EXERCISE AIM - Can you output the records below exactly as they are written?

DATA RECORDS -
━━━━━━━━━━━━━━━━

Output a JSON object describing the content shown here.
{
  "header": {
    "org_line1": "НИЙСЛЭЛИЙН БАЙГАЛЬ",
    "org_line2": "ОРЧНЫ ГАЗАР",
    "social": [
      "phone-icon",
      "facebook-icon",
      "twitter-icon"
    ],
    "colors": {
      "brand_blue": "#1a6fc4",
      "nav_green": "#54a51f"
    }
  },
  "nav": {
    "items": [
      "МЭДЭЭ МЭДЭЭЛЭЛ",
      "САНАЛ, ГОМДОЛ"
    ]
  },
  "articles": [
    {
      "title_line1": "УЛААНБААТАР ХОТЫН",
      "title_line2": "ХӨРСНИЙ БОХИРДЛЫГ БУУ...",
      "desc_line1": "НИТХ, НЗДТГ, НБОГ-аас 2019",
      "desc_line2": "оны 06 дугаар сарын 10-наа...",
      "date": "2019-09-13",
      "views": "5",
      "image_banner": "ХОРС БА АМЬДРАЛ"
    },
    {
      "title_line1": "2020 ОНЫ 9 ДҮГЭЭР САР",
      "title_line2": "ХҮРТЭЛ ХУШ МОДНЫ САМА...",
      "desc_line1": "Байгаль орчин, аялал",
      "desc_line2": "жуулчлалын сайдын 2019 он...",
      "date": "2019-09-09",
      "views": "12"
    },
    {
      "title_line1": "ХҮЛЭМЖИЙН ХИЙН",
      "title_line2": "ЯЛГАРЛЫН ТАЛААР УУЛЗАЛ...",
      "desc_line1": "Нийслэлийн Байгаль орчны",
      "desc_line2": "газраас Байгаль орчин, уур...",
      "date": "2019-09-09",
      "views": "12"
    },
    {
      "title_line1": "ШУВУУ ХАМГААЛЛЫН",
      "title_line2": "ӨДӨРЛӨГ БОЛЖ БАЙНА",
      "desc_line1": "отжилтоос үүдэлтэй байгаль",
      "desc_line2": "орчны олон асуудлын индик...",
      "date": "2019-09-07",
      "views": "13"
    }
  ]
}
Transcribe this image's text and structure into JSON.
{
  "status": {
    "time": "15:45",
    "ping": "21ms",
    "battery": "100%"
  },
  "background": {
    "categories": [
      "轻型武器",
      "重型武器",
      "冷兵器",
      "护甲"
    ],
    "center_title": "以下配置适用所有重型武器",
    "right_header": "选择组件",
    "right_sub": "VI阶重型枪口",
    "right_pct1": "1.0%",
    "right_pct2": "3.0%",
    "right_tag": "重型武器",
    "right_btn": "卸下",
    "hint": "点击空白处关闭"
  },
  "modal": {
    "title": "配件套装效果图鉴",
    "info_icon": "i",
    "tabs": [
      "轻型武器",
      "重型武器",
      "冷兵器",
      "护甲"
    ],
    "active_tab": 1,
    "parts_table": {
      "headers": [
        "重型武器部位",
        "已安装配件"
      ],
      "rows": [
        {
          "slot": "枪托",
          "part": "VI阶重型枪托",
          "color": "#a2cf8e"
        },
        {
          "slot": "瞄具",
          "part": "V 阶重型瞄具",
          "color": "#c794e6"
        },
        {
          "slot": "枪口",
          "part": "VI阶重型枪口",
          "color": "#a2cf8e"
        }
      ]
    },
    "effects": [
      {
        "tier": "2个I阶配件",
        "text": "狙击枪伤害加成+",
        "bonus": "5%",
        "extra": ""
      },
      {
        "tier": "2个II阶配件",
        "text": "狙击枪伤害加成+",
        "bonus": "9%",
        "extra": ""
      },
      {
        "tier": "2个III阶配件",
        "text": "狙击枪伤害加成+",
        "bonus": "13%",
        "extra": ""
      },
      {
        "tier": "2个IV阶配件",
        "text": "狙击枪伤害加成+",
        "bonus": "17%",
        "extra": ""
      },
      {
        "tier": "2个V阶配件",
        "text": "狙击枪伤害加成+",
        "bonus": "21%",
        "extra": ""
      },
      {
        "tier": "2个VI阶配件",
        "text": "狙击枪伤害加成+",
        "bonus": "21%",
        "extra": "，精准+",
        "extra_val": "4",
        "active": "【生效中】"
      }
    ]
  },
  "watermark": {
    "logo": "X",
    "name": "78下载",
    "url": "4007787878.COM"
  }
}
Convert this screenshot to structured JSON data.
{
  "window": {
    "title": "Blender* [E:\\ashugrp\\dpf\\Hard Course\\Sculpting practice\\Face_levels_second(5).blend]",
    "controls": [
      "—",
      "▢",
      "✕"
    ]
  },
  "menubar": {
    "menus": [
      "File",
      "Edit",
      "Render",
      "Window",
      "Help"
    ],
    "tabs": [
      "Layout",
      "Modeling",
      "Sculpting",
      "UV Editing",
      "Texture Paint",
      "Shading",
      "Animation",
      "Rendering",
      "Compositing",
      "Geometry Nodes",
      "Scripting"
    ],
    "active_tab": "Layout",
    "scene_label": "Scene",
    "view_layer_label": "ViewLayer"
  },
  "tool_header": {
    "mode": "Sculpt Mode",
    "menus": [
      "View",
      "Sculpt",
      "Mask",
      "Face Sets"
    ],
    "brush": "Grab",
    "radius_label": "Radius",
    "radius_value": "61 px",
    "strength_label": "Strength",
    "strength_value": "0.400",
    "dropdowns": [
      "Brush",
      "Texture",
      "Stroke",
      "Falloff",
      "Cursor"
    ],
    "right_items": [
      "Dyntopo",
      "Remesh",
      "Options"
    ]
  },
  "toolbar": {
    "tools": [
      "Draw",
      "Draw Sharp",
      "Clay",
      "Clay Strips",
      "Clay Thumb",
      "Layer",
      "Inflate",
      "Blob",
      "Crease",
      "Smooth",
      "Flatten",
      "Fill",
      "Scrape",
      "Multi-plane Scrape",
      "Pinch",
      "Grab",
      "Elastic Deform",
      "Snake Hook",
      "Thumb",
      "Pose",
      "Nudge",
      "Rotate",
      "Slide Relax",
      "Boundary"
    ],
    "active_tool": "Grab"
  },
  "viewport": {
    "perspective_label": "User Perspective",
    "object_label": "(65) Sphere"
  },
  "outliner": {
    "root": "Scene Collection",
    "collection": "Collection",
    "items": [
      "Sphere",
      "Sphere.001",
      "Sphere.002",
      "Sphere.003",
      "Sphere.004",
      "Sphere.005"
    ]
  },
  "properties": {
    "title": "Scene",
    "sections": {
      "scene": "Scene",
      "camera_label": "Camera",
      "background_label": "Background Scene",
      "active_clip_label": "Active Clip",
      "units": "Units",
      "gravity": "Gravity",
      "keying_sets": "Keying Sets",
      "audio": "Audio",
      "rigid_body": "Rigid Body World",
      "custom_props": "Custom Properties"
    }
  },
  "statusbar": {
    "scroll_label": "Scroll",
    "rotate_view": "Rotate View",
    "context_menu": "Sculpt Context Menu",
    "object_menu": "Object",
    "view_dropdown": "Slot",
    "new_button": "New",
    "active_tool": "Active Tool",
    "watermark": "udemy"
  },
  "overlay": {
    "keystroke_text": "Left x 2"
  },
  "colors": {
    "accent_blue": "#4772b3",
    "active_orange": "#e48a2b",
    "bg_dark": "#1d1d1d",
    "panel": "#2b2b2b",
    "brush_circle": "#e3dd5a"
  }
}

━━━━━━━━━━━━━━━━

EXPECTED ANSWER -
Output a JSON object describing the content shown here.
{
  "header": {
    "org_line1": "НИЙСЛЭЛИЙН БАЙГАЛЬ",
    "org_line2": "ОРЧНЫ ГАЗАР",
    "social": [
      "phone-icon",
      "facebook-icon",
      "twitter-icon"
    ],
    "colors": {
      "brand_blue": "#1a6fc4",
      "nav_green": "#54a51f"
    }
  },
  "nav": {
    "items": [
      "МЭДЭЭ МЭДЭЭЛЭЛ",
      "САНАЛ, ГОМДОЛ"
    ]
  },
  "articles": [
    {
      "title_line1": "УЛААНБААТАР ХОТЫН",
      "title_line2": "ХӨРСНИЙ БОХИРДЛЫГ БУУ...",
      "desc_line1": "НИТХ, НЗДТГ, НБОГ-аас 2019",
      "desc_line2": "оны 06 дугаар сарын 10-наа...",
      "date": "2019-09-13",
      "views": "5",
      "image_banner": "ХОРС БА АМЬДРАЛ"
    },
    {
      "title_line1": "2020 ОНЫ 9 ДҮГЭЭР САР",
      "title_line2": "ХҮРТЭЛ ХУШ МОДНЫ САМА...",
      "desc_line1": "Байгаль орчин, аялал",
      "desc_line2": "жуулчлалын сайдын 2019 он...",
      "date": "2019-09-09",
      "views": "12"
    },
    {
      "title_line1": "ХҮЛЭМЖИЙН ХИЙН",
      "title_line2": "ЯЛГАРЛЫН ТАЛААР УУЛЗАЛ...",
      "desc_line1": "Нийслэлийн Байгаль орчны",
      "desc_line2": "газраас Байгаль орчин, уур...",
      "date": "2019-09-09",
      "views": "12"
    },
    {
      "title_line1": "ШУВУУ ХАМГААЛЛЫН",
      "title_line2": "ӨДӨРЛӨГ БОЛЖ БАЙНА",
      "desc_line1": "отжилтоос үүдэлтэй байгаль",
      "desc_line2": "орчны олон асуудлын индик...",
      "date": "2019-09-07",
      "views": "13"
    }
  ]
}
Transcribe this image's text and structure into JSON.
{
  "status": {
    "time": "15:45",
    "ping": "21ms",
    "battery": "100%"
  },
  "background": {
    "categories": [
      "轻型武器",
      "重型武器",
      "冷兵器",
      "护甲"
    ],
    "center_title": "以下配置适用所有重型武器",
    "right_header": "选择组件",
    "right_sub": "VI阶重型枪口",
    "right_pct1": "1.0%",
    "right_pct2": "3.0%",
    "right_tag": "重型武器",
    "right_btn": "卸下",
    "hint": "点击空白处关闭"
  },
  "modal": {
    "title": "配件套装效果图鉴",
    "info_icon": "i",
    "tabs": [
      "轻型武器",
      "重型武器",
      "冷兵器",
      "护甲"
    ],
    "active_tab": 1,
    "parts_table": {
      "headers": [
        "重型武器部位",
        "已安装配件"
      ],
      "rows": [
        {
          "slot": "枪托",
          "part": "VI阶重型枪托",
          "color": "#a2cf8e"
        },
        {
          "slot": "瞄具",
          "part": "V 阶重型瞄具",
          "color": "#c794e6"
        },
        {
          "slot": "枪口",
          "part": "VI阶重型枪口",
          "color": "#a2cf8e"
        }
      ]
    },
    "effects": [
      {
        "tier": "2个I阶配件",
        "text": "狙击枪伤害加成+",
        "bonus": "5%",
        "extra": ""
      },
      {
        "tier": "2个II阶配件",
        "text": "狙击枪伤害加成+",
        "bonus": "9%",
        "extra": ""
      },
      {
        "tier": "2个III阶配件",
        "text": "狙击枪伤害加成+",
        "bonus": "13%",
        "extra": ""
      },
      {
        "tier": "2个IV阶配件",
        "text": "狙击枪伤害加成+",
        "bonus": "17%",
        "extra": ""
      },
      {
        "tier": "2个V阶配件",
        "text": "狙击枪伤害加成+",
        "bonus": "21%",
        "extra": ""
      },
      {
        "tier": "2个VI阶配件",
        "text": "狙击枪伤害加成+",
        "bonus": "21%",
        "extra": "，精准+",
        "extra_val": "4",
        "active": "【生效中】"
      }
    ]
  },
  "watermark": {
    "logo": "X",
    "name": "78下载",
    "url": "4007787878.COM"
  }
}
Convert this screenshot to structured JSON data.
{
  "window": {
    "title": "Blender* [E:\\ashugrp\\dpf\\Hard Course\\Sculpting practice\\Face_levels_second(5).blend]",
    "controls": [
      "—",
      "▢",
      "✕"
    ]
  },
  "menubar": {
    "menus": [
      "File",
      "Edit",
      "Render",
      "Window",
      "Help"
    ],
    "tabs": [
      "Layout",
      "Modeling",
      "Sculpting",
      "UV Editing",
      "Texture Paint",
      "Shading",
      "Animation",
      "Rendering",
      "Compositing",
      "Geometry Nodes",
      "Scripting"
    ],
    "active_tab": "Layout",
    "scene_label": "Scene",
    "view_layer_label": "ViewLayer"
  },
  "tool_header": {
    "mode": "Sculpt Mode",
    "menus": [
      "View",
      "Sculpt",
      "Mask",
      "Face Sets"
    ],
    "brush": "Grab",
    "radius_label": "Radius",
    "radius_value": "61 px",
    "strength_label": "Strength",
    "strength_value": "0.400",
    "dropdowns": [
      "Brush",
      "Texture",
      "Stroke",
      "Falloff",
      "Cursor"
    ],
    "right_items": [
      "Dyntopo",
      "Remesh",
      "Options"
    ]
  },
  "toolbar": {
    "tools": [
      "Draw",
      "Draw Sharp",
      "Clay",
      "Clay Strips",
      "Clay Thumb",
      "Layer",
      "Inflate",
      "Blob",
      "Crease",
      "Smooth",
      "Flatten",
      "Fill",
      "Scrape",
      "Multi-plane Scrape",
      "Pinch",
      "Grab",
      "Elastic Deform",
      "Snake Hook",
      "Thumb",
      "Pose",
      "Nudge",
      "Rotate",
      "Slide Relax",
      "Boundary"
    ],
    "active_tool": "Grab"
  },
  "viewport": {
    "perspective_label": "User Perspective",
    "object_label": "(65) Sphere"
  },
  "outliner": {
    "root": "Scene Collection",
    "collection": "Collection",
    "items": [
      "Sphere",
      "Sphere.001",
      "Sphere.002",
      "Sphere.003",
      "Sphere.004",
      "Sphere.005"
    ]
  },
  "properties": {
    "title": "Scene",
    "sections": {
      "scene": "Scene",
      "camera_label": "Camera",
      "background_label": "Background Scene",
      "active_clip_label": "Active Clip",
      "units": "Units",
      "gravity": "Gravity",
      "keying_sets": "Keying Sets",
      "audio": "Audio",
      "rigid_body": "Rigid Body World",
      "custom_props": "Custom Properties"
    }
  },
  "statusbar": {
    "scroll_label": "Scroll",
    "rotate_view": "Rotate View",
    "context_menu": "Sculpt Context Menu",
    "object_menu": "Object",
    "view_dropdown": "Slot",
    "new_button": "New",
    "active_tool": "Active Tool",
    "watermark": "udemy"
  },
  "overlay": {
    "keystroke_text": "Left x 2"
  },
  "colors": {
    "accent_blue": "#4772b3",
    "active_orange": "#e48a2b",
    "bg_dark": "#1d1d1d",
    "panel": "#2b2b2b",
    "brush_circle": "#e3dd5a"
  }
}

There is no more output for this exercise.